====== Extracted data ======

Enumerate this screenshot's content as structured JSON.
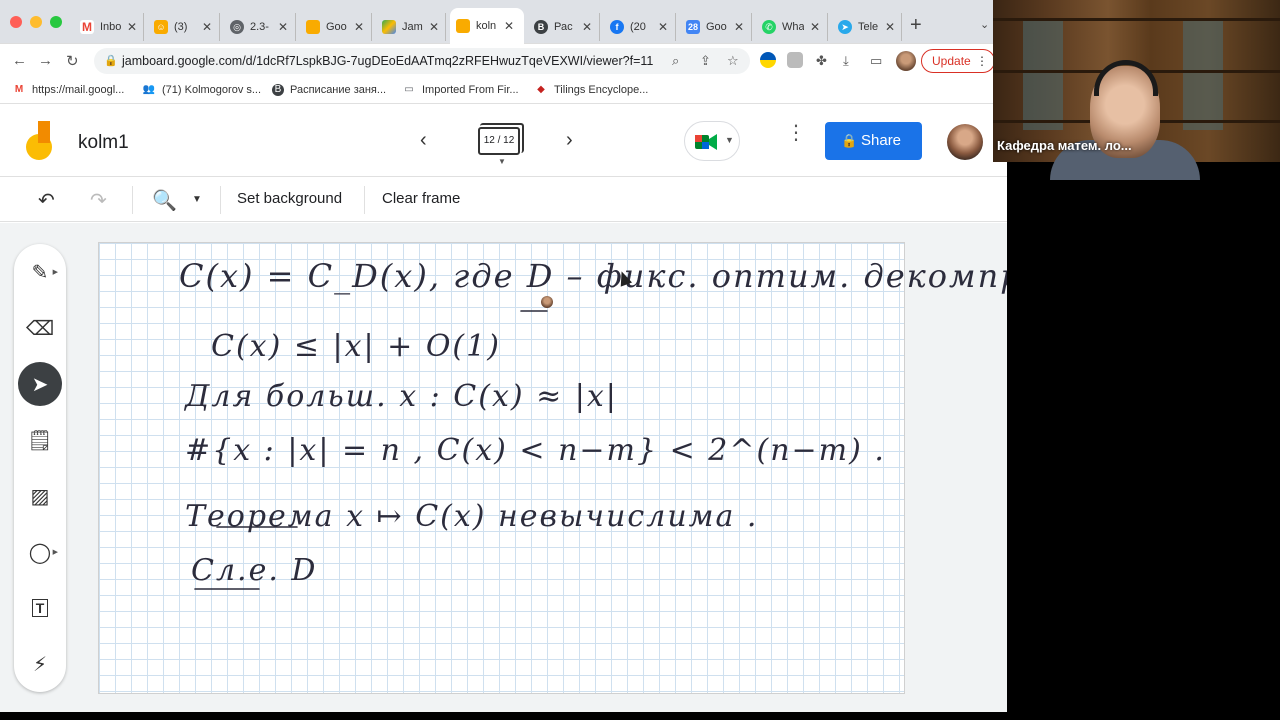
{
  "browser": {
    "tabs": [
      {
        "label": "Inbo",
        "favicon": "gmail-icon",
        "color": "#ea4335"
      },
      {
        "label": "(3)",
        "favicon": "emoji-icon",
        "color": "#f9ab00"
      },
      {
        "label": "2.3-",
        "favicon": "globe-icon",
        "color": "#5f6368"
      },
      {
        "label": "Goo",
        "favicon": "jamboard-icon",
        "color": "#f9ab00"
      },
      {
        "label": "Jam",
        "favicon": "drive-icon",
        "color": "#34a853"
      },
      {
        "label": "koln",
        "favicon": "jamboard-icon",
        "color": "#f9ab00"
      },
      {
        "label": "Рас",
        "favicon": "b-icon",
        "color": "#3c4043"
      },
      {
        "label": "(20",
        "favicon": "facebook-icon",
        "color": "#1877f2"
      },
      {
        "label": "Goo",
        "favicon": "calendar-icon",
        "color": "#4285f4"
      },
      {
        "label": "Wha",
        "favicon": "whatsapp-icon",
        "color": "#25d366"
      },
      {
        "label": "Tele",
        "favicon": "telegram-icon",
        "color": "#29a9eb"
      }
    ],
    "active_tab_index": 5,
    "url": "jamboard.google.com/d/1dcRf7LspkBJG-7ugDEoEdAATmq2zRFEHwuzTqeVEXWI/viewer?f=11",
    "update_label": "Update",
    "bookmarks": [
      {
        "label": "https://mail.googl...",
        "icon": "gmail-icon"
      },
      {
        "label": "(71) Kolmogorov s...",
        "icon": "people-icon"
      },
      {
        "label": "Расписание заня...",
        "icon": "b-icon"
      },
      {
        "label": "Imported From Fir...",
        "icon": "folder-icon"
      },
      {
        "label": "Tilings Encyclope...",
        "icon": "diamond-icon"
      }
    ]
  },
  "app": {
    "title": "kolm1",
    "frame_indicator": "12 / 12",
    "share_label": "Share",
    "brand_blue": "#1a73e8"
  },
  "edit_toolbar": {
    "set_background": "Set background",
    "clear_frame": "Clear frame"
  },
  "side_tools": [
    "pen-icon",
    "eraser-icon",
    "select-icon",
    "sticky-note-icon",
    "image-icon",
    "circle-icon",
    "text-box-icon",
    "laser-icon"
  ],
  "board": {
    "lines": [
      "C(x) = C_D(x), где D – фикс. оптим. декомпр.",
      "C(x) ≤ |x| + O(1)",
      "Для больш. x :   C(x) ≈ |x|",
      "#{x : |x| = n , C(x) < n−m} < 2^(n−m) .",
      "Теорема    x ↦ C(x) невычислима .",
      "Сл.е. D"
    ]
  },
  "video": {
    "participant_name": "Кафедра матем. ло..."
  }
}
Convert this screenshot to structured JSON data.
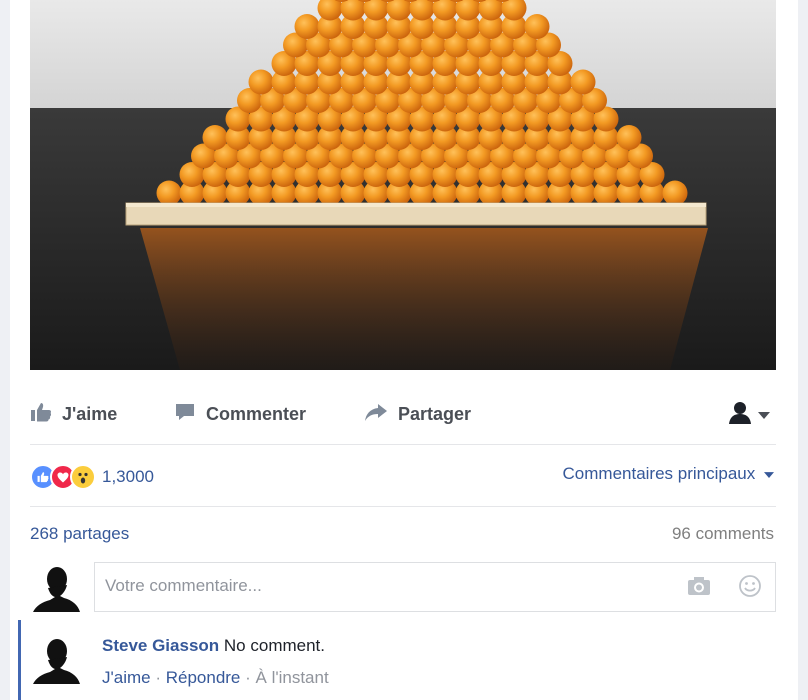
{
  "post_image": {
    "description_icon": "orange-pyramid-photo"
  },
  "actions": {
    "like_label": "J'aime",
    "comment_label": "Commenter",
    "share_label": "Partager",
    "like_icon": "thumbs-up-icon",
    "comment_icon": "speech-bubble-icon",
    "share_icon": "share-arrow-icon",
    "audience_icon": "person-silhouette-icon"
  },
  "reactions": {
    "icons": [
      "like-reaction-icon",
      "love-reaction-icon",
      "wow-reaction-icon"
    ],
    "count": "1,3000",
    "sort_label": "Commentaires principaux"
  },
  "stats": {
    "shares": "268 partages",
    "comments": "96 comments"
  },
  "composer": {
    "placeholder": "Votre commentaire...",
    "camera_icon": "camera-icon",
    "emoji_icon": "smiley-icon"
  },
  "comments": [
    {
      "author": "Steve Giasson",
      "text": "No comment.",
      "like_label": "J'aime",
      "reply_label": "Répondre",
      "time": "À l'instant"
    }
  ],
  "colors": {
    "link": "#365899",
    "action_text": "#4b4f56",
    "accent": "#4267b2",
    "orange": "#f08a1c"
  }
}
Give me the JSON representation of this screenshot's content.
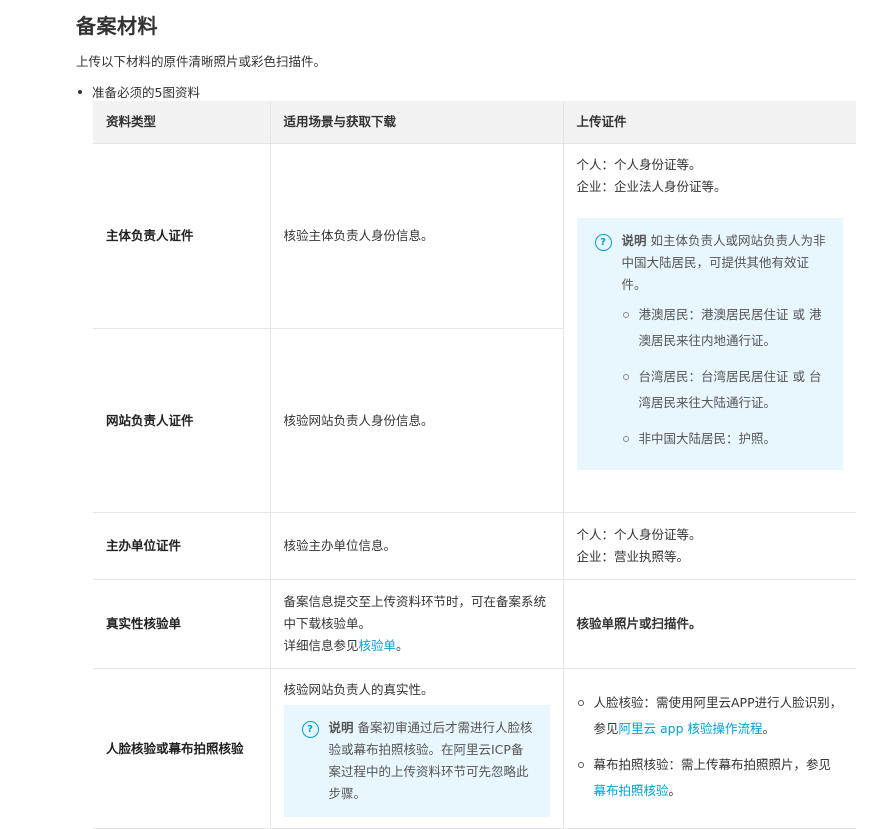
{
  "title": "备案材料",
  "intro": "上传以下材料的原件清晰照片或彩色扫描件。",
  "bullet": "准备必须的5图资料",
  "table": {
    "headers": [
      "资料类型",
      "适用场景与获取下载",
      "上传证件"
    ],
    "row1": {
      "type": "主体负责人证件",
      "scene": "核验主体负责人身份信息。",
      "upload_line1": "个人：个人身份证等。",
      "upload_line2": "企业：企业法人身份证等。",
      "note_label": "说明",
      "note_text": "如主体负责人或网站负责人为非中国大陆居民，可提供其他有效证件。",
      "note_items": [
        "港澳居民：港澳居民居住证 或 港澳居民来往内地通行证。",
        "台湾居民：台湾居民居住证 或 台湾居民来往大陆通行证。",
        "非中国大陆居民：护照。"
      ]
    },
    "row2": {
      "type": "网站负责人证件",
      "scene": "核验网站负责人身份信息。"
    },
    "row3": {
      "type": "主办单位证件",
      "scene": "核验主办单位信息。",
      "upload_line1": "个人：个人身份证等。",
      "upload_line2": "企业：营业执照等。"
    },
    "row4": {
      "type": "真实性核验单",
      "scene_text": "备案信息提交至上传资料环节时，可在备案系统中下载核验单。",
      "scene_more_prefix": "详细信息参见",
      "scene_link": "核验单",
      "scene_more_suffix": "。",
      "upload": "核验单照片或扫描件。"
    },
    "row5": {
      "type": "人脸核验或幕布拍照核验",
      "scene": "核验网站负责人的真实性。",
      "note_label": "说明",
      "note_text": "备案初审通过后才需进行人脸核验或幕布拍照核验。在阿里云ICP备案过程中的上传资料环节可先忽略此步骤。",
      "item1_prefix": "人脸核验：需使用阿里云APP进行人脸识别，参见",
      "item1_link": "阿里云 app 核验操作流程",
      "item1_suffix": "。",
      "item2_prefix": "幕布拍照核验：需上传幕布拍照照片，参见",
      "item2_link": "幕布拍照核验",
      "item2_suffix": "。"
    }
  },
  "colors": {
    "note_bg": "#e8f6fd",
    "link": "#00a1d6",
    "header_bg": "#f2f2f2"
  },
  "icons": {
    "note": "question-circle-icon"
  }
}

======

What needs to be done:
Lines from the one that contains "Give me the" through the last line of the data above are to be extracted exactly, with no pictures and no other lines.

Result for this task:
Give me the JSON representation of this screenshot's content.
{
  "title": "备案材料",
  "intro": "上传以下材料的原件清晰照片或彩色扫描件。",
  "bullet": "准备必须的5图资料",
  "table": {
    "headers": [
      "资料类型",
      "适用场景与获取下载",
      "上传证件"
    ],
    "row1": {
      "type": "主体负责人证件",
      "scene": "核验主体负责人身份信息。",
      "upload_line1": "个人：个人身份证等。",
      "upload_line2": "企业：企业法人身份证等。",
      "note_label": "说明",
      "note_text": "如主体负责人或网站负责人为非中国大陆居民，可提供其他有效证件。",
      "note_items": [
        "港澳居民：港澳居民居住证 或 港澳居民来往内地通行证。",
        "台湾居民：台湾居民居住证 或 台湾居民来往大陆通行证。",
        "非中国大陆居民：护照。"
      ]
    },
    "row2": {
      "type": "网站负责人证件",
      "scene": "核验网站负责人身份信息。"
    },
    "row3": {
      "type": "主办单位证件",
      "scene": "核验主办单位信息。",
      "upload_line1": "个人：个人身份证等。",
      "upload_line2": "企业：营业执照等。"
    },
    "row4": {
      "type": "真实性核验单",
      "scene_text": "备案信息提交至上传资料环节时，可在备案系统中下载核验单。",
      "scene_more_prefix": "详细信息参见",
      "scene_link": "核验单",
      "scene_more_suffix": "。",
      "upload": "核验单照片或扫描件。"
    },
    "row5": {
      "type": "人脸核验或幕布拍照核验",
      "scene": "核验网站负责人的真实性。",
      "note_label": "说明",
      "note_text": "备案初审通过后才需进行人脸核验或幕布拍照核验。在阿里云ICP备案过程中的上传资料环节可先忽略此步骤。",
      "item1_prefix": "人脸核验：需使用阿里云APP进行人脸识别，参见",
      "item1_link": "阿里云 app 核验操作流程",
      "item1_suffix": "。",
      "item2_prefix": "幕布拍照核验：需上传幕布拍照照片，参见",
      "item2_link": "幕布拍照核验",
      "item2_suffix": "。"
    }
  },
  "colors": {
    "note_bg": "#e8f6fd",
    "link": "#00a1d6",
    "header_bg": "#f2f2f2"
  },
  "icons": {
    "note": "question-circle-icon"
  }
}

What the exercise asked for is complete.